#### [EXTRACT TO READ]
0

I have written in C# application to crawl websites. Now I have a problem I can identify that this URL leads to a file or a webpage! How can I solve this problem without having to send the requested URL?

Reza Aghaei
  • 120,393
  • 18
  • 203
  • 398
Amirali Eshghi
  • 963
  • 1
  • 14
  • 21
  • 3
    URLs serve content. What do you mean by "file" vs. "web page"? Are you actually asking for the `Content-Type` header for the response? – SLaks May 03 '16 at 17:18
  • 1
    Which client are you using? You should be able to make a HEAD request to the url and examine the content-type in the response headers. – Lee May 03 '16 at 17:23
  • 1
    `"How can I solve this problem without having to send the requested URL?"` - You can't. A URL by itself is just an address. It doesn't provide any information about what is *at* that address, it just tells you where to look for something. The web server at that address can return *anything*. You'd have to make *some* request (minimally a `HEAD` request) to get more information about the content at that address. – David May 03 '16 at 17:28

3 Answers3

4

You can't without sending a request... As Uniform Resource Locator is not comparable to a File System Path. For instance, while the following url ends with a .jpg, it is clearly not a picture :

google.com/search?q=asd.jpg

Here is how, if you decided to change mind :

public bool IsFileContent(string url)

#### [AIM 1]
Do these statements agree with the crawler thread? Answer yes or no for each, quoting the deciding words. (a) The asker's crawling application is written in C#. (b) One commenter suggests sending a HEAD request and checking the content-type in the response headers. (c) The answer holds that a URL ending in .jpg is always a picture.
#### [AIM 2]
Can you write the next part of the crawler thread, picking up right after its final line?
The items after this point come from a separate source and have nothing to do with the crawler thread.

#### [RECORDS PROVIDED]
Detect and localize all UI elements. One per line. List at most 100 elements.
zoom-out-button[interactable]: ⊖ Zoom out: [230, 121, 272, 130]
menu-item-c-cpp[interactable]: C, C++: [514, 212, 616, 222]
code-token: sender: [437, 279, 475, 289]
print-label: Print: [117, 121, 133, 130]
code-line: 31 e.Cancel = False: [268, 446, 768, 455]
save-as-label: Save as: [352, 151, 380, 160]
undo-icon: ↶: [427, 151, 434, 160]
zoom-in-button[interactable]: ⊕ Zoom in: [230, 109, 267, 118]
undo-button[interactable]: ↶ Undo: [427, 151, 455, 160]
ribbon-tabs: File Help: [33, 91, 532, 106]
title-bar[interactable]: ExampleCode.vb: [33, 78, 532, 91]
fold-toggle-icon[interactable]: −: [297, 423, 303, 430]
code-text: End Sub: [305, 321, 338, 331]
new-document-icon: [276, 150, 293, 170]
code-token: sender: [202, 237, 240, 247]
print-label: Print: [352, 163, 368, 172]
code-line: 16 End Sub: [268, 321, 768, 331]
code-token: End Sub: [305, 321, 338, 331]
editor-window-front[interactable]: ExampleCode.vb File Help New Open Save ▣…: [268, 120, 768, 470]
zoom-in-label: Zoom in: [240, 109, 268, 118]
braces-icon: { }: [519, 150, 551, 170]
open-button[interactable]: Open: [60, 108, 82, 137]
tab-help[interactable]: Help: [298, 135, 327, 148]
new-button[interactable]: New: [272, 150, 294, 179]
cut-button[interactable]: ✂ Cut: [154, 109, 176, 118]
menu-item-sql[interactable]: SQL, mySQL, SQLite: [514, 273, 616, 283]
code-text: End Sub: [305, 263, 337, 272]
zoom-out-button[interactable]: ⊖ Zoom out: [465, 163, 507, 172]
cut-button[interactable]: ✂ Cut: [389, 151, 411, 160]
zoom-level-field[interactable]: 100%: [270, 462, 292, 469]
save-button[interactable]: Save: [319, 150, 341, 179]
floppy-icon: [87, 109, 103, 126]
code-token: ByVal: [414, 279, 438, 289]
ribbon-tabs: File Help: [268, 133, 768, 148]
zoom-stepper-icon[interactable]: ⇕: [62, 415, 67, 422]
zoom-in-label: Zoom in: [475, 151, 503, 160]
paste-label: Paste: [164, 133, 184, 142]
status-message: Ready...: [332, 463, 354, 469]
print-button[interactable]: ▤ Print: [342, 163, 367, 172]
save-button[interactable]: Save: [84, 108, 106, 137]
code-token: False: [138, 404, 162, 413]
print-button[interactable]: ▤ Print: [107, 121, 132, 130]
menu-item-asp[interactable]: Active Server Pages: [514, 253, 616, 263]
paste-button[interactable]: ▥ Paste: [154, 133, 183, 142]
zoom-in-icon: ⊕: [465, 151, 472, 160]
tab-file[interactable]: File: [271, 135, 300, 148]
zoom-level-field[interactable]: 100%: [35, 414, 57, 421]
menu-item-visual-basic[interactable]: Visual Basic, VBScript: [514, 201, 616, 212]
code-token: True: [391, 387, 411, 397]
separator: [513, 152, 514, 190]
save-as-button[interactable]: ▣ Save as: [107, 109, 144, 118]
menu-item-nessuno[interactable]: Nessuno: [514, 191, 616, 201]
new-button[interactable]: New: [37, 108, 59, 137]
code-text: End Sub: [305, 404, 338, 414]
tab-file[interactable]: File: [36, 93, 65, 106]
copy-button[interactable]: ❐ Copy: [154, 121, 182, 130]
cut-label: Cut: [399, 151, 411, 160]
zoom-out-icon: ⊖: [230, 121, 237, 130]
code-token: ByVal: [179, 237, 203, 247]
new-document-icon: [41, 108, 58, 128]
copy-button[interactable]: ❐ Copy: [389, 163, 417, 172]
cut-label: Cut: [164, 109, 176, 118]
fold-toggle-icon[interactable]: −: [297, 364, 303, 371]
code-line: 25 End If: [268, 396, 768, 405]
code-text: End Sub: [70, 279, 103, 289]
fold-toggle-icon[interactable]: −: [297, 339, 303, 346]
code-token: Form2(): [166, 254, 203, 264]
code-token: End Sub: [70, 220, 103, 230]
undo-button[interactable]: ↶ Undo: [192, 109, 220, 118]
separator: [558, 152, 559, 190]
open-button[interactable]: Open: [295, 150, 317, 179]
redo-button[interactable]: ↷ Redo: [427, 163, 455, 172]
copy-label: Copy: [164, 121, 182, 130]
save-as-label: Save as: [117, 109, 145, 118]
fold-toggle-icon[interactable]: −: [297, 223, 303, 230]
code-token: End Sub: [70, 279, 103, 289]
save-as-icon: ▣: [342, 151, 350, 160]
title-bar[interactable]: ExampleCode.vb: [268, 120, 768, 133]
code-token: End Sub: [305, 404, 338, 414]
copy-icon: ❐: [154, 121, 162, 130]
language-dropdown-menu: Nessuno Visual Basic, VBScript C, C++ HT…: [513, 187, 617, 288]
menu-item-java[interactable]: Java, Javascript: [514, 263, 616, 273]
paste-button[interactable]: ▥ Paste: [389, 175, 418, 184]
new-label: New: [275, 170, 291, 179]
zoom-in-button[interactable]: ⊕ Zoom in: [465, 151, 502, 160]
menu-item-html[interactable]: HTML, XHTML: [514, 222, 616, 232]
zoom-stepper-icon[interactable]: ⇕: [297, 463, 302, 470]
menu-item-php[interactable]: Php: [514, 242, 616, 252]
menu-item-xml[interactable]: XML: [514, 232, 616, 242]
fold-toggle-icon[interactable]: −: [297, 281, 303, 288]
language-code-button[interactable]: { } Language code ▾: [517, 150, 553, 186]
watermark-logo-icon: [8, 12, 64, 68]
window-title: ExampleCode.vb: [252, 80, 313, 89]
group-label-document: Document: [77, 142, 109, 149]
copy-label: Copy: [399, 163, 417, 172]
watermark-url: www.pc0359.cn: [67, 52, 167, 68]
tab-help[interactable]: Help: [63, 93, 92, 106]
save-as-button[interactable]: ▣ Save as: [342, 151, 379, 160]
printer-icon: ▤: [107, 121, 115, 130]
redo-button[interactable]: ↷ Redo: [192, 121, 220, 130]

#### [REPLY 1]
(a) Yes: "I have written in C# application to crawl websites."
(b) Yes: "You should be able to make a HEAD request to the url and examine the content-type in the response headers."
(c) No: "while the following url ends with a .jpg, it is clearly not a picture"

#### [REPLY 2]
{
    var request = HttpWebRequest.Create(url);
    request.Method = "HEAD";

    switch (request.GetResponse().ContentType)
    {
        case "image/jpeg": return true;
        case "text/plain": return true;
        case "text/html": return false;

        default: // TODO: add more case as needed
            throw new ArgumentOutOfRangeException();
    }
}
Xiaoy312
  • 14,292
  • 1
  • 32
  • 44
2

What you are asking to do is literally impossible. URLs do not 'lead to files or web pages.' They are routed to request handlers. A request handler can return an HTML response or a file download or other types of responses. Some extensions such as ".html" or ".pdf" imply what the type of response should be. But a URL could have an extension that doesn't indicate the response type, or (as on this very page) no extension at all.

You cannot determine the response type of an HTTP request from the URL alone.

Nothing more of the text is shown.